> [EXERCISE DESCRIPTION]:
State how many lines of the entries include the string "scienza", please, leaving out everything but the number.

> [RECORDS SUPPLIED]:
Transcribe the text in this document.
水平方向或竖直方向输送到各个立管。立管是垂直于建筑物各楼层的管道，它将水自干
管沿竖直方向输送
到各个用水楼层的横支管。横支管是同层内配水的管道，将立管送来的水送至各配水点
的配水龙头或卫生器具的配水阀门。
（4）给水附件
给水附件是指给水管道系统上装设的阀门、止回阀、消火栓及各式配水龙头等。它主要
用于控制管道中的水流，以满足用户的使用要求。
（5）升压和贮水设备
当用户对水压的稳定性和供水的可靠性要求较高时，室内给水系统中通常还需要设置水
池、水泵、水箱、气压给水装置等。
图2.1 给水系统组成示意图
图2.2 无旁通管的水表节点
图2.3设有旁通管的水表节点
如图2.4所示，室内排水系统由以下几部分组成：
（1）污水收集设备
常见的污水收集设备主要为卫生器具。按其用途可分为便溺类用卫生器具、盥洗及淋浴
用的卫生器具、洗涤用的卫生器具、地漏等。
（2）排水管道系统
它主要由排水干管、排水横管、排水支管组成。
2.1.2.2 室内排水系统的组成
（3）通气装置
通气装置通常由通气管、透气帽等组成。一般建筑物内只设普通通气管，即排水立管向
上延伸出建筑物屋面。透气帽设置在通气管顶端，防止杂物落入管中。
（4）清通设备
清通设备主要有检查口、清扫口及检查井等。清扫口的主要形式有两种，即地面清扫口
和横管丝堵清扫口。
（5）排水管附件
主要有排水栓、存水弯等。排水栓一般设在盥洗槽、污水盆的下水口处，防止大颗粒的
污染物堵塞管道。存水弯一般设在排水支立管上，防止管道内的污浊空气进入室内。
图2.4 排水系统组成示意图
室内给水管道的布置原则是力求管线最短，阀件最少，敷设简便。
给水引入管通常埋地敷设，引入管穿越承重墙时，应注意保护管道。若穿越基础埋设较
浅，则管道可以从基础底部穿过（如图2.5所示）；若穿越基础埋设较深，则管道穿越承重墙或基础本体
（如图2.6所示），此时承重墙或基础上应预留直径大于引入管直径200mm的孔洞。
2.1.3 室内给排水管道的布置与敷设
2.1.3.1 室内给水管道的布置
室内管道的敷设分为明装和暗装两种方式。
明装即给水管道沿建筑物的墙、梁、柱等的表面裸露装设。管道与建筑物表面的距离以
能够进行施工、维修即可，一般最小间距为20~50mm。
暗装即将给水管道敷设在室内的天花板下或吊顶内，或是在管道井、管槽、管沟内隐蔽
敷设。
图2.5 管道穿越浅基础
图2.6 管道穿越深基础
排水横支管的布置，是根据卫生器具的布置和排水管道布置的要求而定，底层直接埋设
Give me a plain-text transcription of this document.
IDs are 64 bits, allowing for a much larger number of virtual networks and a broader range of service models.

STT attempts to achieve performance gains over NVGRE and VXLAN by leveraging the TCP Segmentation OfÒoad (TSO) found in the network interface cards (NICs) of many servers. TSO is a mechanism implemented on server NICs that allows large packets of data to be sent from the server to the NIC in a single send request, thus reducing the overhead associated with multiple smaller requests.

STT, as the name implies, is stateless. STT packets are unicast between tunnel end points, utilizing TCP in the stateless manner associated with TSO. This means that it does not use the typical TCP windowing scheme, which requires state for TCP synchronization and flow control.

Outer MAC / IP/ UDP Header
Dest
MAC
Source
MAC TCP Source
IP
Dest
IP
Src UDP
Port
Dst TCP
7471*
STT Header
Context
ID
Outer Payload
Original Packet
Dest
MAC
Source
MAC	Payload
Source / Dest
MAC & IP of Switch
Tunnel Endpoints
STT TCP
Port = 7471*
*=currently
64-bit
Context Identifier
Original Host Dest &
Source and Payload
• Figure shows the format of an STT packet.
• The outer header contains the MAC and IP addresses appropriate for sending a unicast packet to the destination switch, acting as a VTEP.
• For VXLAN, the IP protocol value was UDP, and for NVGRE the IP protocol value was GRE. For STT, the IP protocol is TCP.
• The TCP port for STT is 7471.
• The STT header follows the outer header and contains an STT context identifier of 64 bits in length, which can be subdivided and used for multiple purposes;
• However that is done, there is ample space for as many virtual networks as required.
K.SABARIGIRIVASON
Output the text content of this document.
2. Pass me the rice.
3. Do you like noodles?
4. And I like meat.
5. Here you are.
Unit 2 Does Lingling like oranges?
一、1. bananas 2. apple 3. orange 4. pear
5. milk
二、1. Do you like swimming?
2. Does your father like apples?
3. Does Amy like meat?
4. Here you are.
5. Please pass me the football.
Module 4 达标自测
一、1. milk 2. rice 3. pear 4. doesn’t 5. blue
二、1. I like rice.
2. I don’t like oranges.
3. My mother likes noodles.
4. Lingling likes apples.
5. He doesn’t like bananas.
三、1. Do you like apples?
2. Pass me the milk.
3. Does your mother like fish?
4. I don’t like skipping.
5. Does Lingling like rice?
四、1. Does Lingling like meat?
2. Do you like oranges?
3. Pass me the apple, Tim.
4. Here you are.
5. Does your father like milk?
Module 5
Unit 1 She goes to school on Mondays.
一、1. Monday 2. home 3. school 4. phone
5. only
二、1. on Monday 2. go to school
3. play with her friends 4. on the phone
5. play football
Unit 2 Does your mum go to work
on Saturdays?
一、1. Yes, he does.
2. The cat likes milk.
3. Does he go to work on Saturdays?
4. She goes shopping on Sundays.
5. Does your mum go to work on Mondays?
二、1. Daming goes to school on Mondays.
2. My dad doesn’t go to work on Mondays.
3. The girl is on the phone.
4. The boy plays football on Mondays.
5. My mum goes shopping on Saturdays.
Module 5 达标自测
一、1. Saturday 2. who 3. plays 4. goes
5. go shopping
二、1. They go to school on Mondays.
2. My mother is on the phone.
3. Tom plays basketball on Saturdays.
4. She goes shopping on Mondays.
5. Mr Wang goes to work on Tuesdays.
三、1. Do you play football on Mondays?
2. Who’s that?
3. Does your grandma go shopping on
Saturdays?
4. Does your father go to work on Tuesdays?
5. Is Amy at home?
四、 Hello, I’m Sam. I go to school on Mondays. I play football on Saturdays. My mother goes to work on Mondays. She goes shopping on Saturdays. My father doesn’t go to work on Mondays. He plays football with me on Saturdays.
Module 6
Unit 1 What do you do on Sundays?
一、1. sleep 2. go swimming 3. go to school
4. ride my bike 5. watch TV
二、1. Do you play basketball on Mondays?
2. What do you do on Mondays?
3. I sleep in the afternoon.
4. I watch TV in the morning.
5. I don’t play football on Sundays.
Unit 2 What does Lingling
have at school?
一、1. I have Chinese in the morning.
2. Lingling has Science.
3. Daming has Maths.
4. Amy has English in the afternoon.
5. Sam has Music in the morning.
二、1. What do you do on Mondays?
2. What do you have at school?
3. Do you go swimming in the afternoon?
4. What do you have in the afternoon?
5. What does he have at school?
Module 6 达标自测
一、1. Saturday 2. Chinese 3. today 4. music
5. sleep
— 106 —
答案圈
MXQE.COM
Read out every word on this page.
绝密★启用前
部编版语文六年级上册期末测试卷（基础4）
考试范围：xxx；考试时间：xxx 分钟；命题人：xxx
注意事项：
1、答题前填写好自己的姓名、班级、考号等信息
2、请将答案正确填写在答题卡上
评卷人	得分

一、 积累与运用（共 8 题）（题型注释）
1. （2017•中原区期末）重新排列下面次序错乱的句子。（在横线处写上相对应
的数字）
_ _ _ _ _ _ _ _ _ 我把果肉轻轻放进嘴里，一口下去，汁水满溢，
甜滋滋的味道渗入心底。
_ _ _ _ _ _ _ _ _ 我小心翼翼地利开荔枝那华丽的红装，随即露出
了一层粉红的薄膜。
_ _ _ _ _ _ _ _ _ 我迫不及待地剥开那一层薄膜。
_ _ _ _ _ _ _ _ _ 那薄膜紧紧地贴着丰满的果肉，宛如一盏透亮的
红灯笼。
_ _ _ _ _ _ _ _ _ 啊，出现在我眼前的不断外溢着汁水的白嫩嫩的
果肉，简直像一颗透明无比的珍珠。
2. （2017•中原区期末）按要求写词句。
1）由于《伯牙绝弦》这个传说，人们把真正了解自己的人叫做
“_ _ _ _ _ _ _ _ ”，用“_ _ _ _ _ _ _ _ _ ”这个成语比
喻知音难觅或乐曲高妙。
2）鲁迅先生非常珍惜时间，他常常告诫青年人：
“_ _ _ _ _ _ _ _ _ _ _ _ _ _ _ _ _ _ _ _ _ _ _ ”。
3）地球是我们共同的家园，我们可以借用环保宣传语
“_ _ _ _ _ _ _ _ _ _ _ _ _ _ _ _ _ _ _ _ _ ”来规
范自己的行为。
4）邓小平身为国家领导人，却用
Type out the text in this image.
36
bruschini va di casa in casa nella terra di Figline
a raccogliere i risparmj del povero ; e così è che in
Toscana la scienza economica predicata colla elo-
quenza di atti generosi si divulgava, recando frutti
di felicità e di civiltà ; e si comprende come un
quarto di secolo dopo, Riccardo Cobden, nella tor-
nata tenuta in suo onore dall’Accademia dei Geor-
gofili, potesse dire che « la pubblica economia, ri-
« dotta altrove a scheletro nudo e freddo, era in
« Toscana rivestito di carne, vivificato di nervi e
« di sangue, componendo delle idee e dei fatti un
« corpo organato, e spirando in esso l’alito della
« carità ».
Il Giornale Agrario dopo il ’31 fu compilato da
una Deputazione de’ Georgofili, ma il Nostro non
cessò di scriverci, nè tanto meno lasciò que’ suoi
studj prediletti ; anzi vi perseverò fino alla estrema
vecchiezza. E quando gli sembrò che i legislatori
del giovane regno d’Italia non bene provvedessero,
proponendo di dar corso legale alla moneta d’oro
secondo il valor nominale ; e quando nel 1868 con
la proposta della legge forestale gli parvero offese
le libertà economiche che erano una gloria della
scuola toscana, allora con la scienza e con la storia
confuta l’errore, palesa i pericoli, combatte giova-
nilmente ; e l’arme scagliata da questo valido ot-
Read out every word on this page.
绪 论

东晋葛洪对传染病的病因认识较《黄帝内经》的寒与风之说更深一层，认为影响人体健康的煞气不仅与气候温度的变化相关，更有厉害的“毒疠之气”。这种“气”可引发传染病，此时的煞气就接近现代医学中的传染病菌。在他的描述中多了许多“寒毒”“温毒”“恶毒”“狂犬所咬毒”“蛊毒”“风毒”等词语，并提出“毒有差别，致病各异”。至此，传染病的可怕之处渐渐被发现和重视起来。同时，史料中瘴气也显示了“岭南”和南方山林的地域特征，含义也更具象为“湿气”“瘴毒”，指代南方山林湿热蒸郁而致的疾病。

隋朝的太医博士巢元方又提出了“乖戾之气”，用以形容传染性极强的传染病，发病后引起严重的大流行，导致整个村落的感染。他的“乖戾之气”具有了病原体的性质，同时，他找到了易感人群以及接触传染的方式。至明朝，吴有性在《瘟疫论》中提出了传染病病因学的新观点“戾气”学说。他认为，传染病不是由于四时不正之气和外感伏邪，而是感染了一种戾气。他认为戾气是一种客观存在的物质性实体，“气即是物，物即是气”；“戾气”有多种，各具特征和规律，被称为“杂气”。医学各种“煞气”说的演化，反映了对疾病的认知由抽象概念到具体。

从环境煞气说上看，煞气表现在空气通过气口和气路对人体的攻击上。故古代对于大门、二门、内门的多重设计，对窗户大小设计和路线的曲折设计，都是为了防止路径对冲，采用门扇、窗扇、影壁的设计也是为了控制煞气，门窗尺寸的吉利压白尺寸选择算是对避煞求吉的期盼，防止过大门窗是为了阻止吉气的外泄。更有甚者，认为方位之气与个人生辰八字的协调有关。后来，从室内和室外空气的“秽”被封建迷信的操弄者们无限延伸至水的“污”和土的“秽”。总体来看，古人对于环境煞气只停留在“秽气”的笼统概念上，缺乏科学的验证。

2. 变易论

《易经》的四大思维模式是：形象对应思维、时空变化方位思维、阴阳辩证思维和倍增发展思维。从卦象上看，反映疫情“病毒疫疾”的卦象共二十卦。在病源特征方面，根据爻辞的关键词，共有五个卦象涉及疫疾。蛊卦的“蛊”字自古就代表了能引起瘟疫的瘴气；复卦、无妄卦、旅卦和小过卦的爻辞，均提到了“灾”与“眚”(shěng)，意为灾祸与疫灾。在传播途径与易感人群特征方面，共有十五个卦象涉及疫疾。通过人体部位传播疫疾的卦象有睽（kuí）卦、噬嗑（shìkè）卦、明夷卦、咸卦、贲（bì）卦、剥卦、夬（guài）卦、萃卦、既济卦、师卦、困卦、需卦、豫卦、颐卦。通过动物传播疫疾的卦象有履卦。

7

> [WRITTEN ANSWER]:
2